— BEGIN Supplied material —

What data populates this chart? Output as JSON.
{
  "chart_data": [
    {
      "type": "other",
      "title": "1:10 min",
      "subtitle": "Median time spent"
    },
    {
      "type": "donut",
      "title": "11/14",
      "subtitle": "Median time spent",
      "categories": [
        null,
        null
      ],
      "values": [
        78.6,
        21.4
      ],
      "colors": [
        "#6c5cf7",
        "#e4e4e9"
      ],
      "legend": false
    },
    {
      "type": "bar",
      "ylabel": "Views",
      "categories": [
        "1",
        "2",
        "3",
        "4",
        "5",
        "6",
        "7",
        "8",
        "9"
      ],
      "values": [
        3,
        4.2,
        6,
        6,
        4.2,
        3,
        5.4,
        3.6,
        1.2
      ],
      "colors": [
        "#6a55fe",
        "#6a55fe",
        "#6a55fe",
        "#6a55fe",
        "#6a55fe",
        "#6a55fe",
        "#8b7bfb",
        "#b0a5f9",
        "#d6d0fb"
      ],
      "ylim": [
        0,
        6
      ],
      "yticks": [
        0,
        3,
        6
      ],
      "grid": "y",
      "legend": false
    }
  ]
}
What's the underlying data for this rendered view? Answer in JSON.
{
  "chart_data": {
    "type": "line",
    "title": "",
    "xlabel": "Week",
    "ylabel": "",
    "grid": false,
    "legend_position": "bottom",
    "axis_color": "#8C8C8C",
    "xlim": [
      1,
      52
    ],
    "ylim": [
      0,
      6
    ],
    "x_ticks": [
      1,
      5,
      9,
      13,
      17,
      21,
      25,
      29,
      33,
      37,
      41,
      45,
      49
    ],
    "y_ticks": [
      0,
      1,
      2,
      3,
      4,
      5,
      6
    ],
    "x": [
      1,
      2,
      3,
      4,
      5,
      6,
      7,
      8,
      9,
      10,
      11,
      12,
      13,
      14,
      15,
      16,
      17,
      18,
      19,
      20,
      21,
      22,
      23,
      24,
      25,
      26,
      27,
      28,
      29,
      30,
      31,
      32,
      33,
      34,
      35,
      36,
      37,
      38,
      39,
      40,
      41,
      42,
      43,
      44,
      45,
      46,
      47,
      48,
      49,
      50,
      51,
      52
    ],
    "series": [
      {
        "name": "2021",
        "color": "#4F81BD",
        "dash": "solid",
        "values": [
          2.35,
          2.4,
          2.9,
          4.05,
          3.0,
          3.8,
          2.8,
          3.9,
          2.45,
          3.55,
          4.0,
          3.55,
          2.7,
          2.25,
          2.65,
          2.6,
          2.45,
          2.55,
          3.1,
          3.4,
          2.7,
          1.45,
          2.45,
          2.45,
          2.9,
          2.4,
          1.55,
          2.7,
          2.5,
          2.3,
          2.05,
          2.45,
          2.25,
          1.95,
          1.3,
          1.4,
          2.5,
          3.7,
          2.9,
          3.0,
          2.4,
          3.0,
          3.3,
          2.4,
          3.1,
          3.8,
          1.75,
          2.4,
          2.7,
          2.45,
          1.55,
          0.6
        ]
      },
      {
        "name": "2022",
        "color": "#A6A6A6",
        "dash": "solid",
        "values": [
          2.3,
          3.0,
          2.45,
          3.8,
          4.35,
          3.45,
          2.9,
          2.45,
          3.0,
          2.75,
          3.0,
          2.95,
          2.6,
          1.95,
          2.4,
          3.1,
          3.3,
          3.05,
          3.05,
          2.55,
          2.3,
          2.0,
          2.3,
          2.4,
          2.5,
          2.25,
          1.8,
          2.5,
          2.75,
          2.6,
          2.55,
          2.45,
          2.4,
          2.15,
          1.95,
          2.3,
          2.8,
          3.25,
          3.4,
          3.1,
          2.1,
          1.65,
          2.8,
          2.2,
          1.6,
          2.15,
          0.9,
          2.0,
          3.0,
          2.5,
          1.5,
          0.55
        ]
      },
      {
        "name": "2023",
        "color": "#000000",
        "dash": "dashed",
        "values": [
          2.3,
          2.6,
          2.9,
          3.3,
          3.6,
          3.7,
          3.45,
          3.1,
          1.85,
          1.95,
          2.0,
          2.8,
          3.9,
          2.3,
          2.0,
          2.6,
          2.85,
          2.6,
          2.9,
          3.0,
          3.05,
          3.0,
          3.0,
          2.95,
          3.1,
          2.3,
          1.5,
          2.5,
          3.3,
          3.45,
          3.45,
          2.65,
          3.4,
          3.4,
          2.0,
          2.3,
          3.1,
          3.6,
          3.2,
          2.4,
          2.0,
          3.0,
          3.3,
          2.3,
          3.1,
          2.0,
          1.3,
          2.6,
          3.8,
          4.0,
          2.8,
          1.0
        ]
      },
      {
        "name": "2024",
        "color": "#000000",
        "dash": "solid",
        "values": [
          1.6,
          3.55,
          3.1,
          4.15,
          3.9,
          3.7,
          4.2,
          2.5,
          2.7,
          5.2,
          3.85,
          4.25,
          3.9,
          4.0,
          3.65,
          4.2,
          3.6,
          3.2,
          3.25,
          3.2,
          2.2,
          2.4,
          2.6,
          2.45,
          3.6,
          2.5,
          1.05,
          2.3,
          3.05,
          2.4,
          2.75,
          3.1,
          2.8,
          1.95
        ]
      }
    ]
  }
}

— END Supplied material —

Give all of the entries again, word for word.

## Response below
What data populates this chart? Output as JSON.
{
  "chart_data": [
    {
      "type": "other",
      "title": "1:10 min",
      "subtitle": "Median time spent"
    },
    {
      "type": "donut",
      "title": "11/14",
      "subtitle": "Median time spent",
      "categories": [
        null,
        null
      ],
      "values": [
        78.6,
        21.4
      ],
      "colors": [
        "#6c5cf7",
        "#e4e4e9"
      ],
      "legend": false
    },
    {
      "type": "bar",
      "ylabel": "Views",
      "categories": [
        "1",
        "2",
        "3",
        "4",
        "5",
        "6",
        "7",
        "8",
        "9"
      ],
      "values": [
        3,
        4.2,
        6,
        6,
        4.2,
        3,
        5.4,
        3.6,
        1.2
      ],
      "colors": [
        "#6a55fe",
        "#6a55fe",
        "#6a55fe",
        "#6a55fe",
        "#6a55fe",
        "#6a55fe",
        "#8b7bfb",
        "#b0a5f9",
        "#d6d0fb"
      ],
      "ylim": [
        0,
        6
      ],
      "yticks": [
        0,
        3,
        6
      ],
      "grid": "y",
      "legend": false
    }
  ]
}
What's the underlying data for this rendered view? Answer in JSON.
{
  "chart_data": {
    "type": "line",
    "title": "",
    "xlabel": "Week",
    "ylabel": "",
    "grid": false,
    "legend_position": "bottom",
    "axis_color": "#8C8C8C",
    "xlim": [
      1,
      52
    ],
    "ylim": [
      0,
      6
    ],
    "x_ticks": [
      1,
      5,
      9,
      13,
      17,
      21,
      25,
      29,
      33,
      37,
      41,
      45,
      49
    ],
    "y_ticks": [
      0,
      1,
      2,
      3,
      4,
      5,
      6
    ],
    "x": [
      1,
      2,
      3,
      4,
      5,
      6,
      7,
      8,
      9,
      10,
      11,
      12,
      13,
      14,
      15,
      16,
      17,
      18,
      19,
      20,
      21,
      22,
      23,
      24,
      25,
      26,
      27,
      28,
      29,
      30,
      31,
      32,
      33,
      34,
      35,
      36,
      37,
      38,
      39,
      40,
      41,
      42,
      43,
      44,
      45,
      46,
      47,
      48,
      49,
      50,
      51,
      52
    ],
    "series": [
      {
        "name": "2021",
        "color": "#4F81BD",
        "dash": "solid",
        "values": [
          2.35,
          2.4,
          2.9,
          4.05,
          3.0,
          3.8,
          2.8,
          3.9,
          2.45,
          3.55,
          4.0,
          3.55,
          2.7,
          2.25,
          2.65,
          2.6,
          2.45,
          2.55,
          3.1,
          3.4,
          2.7,
          1.45,
          2.45,
          2.45,
          2.9,
          2.4,
          1.55,
          2.7,
          2.5,
          2.3,
          2.05,
          2.45,
          2.25,
          1.95,
          1.3,
          1.4,
          2.5,
          3.7,
          2.9,
          3.0,
          2.4,
          3.0,
          3.3,
          2.4,
          3.1,
          3.8,
          1.75,
          2.4,
          2.7,
          2.45,
          1.55,
          0.6
        ]
      },
      {
        "name": "2022",
        "color": "#A6A6A6",
        "dash": "solid",
        "values": [
          2.3,
          3.0,
          2.45,
          3.8,
          4.35,
          3.45,
          2.9,
          2.45,
          3.0,
          2.75,
          3.0,
          2.95,
          2.6,
          1.95,
          2.4,
          3.1,
          3.3,
          3.05,
          3.05,
          2.55,
          2.3,
          2.0,
          2.3,
          2.4,
          2.5,
          2.25,
          1.8,
          2.5,
          2.75,
          2.6,
          2.55,
          2.45,
          2.4,
          2.15,
          1.95,
          2.3,
          2.8,
          3.25,
          3.4,
          3.1,
          2.1,
          1.65,
          2.8,
          2.2,
          1.6,
          2.15,
          0.9,
          2.0,
          3.0,
          2.5,
          1.5,
          0.55
        ]
      },
      {
        "name": "2023",
        "color": "#000000",
        "dash": "dashed",
        "values": [
          2.3,
          2.6,
          2.9,
          3.3,
          3.6,
          3.7,
          3.45,
          3.1,
          1.85,
          1.95,
          2.0,
          2.8,
          3.9,
          2.3,
          2.0,
          2.6,
          2.85,
          2.6,
          2.9,
          3.0,
          3.05,
          3.0,
          3.0,
          2.95,
          3.1,
          2.3,
          1.5,
          2.5,
          3.3,
          3.45,
          3.45,
          2.65,
          3.4,
          3.4,
          2.0,
          2.3,
          3.1,
          3.6,
          3.2,
          2.4,
          2.0,
          3.0,
          3.3,
          2.3,
          3.1,
          2.0,
          1.3,
          2.6,
          3.8,
          4.0,
          2.8,
          1.0
        ]
      },
      {
        "name": "2024",
        "color": "#000000",
        "dash": "solid",
        "values": [
          1.6,
          3.55,
          3.1,
          4.15,
          3.9,
          3.7,
          4.2,
          2.5,
          2.7,
          5.2,
          3.85,
          4.25,
          3.9,
          4.0,
          3.65,
          4.2,
          3.6,
          3.2,
          3.25,
          3.2,
          2.2,
          2.4,
          2.6,
          2.45,
          3.6,
          2.5,
          1.05,
          2.3,
          3.05,
          2.4,
          2.75,
          3.1,
          2.8,
          1.95
        ]
      }
    ]
  }
}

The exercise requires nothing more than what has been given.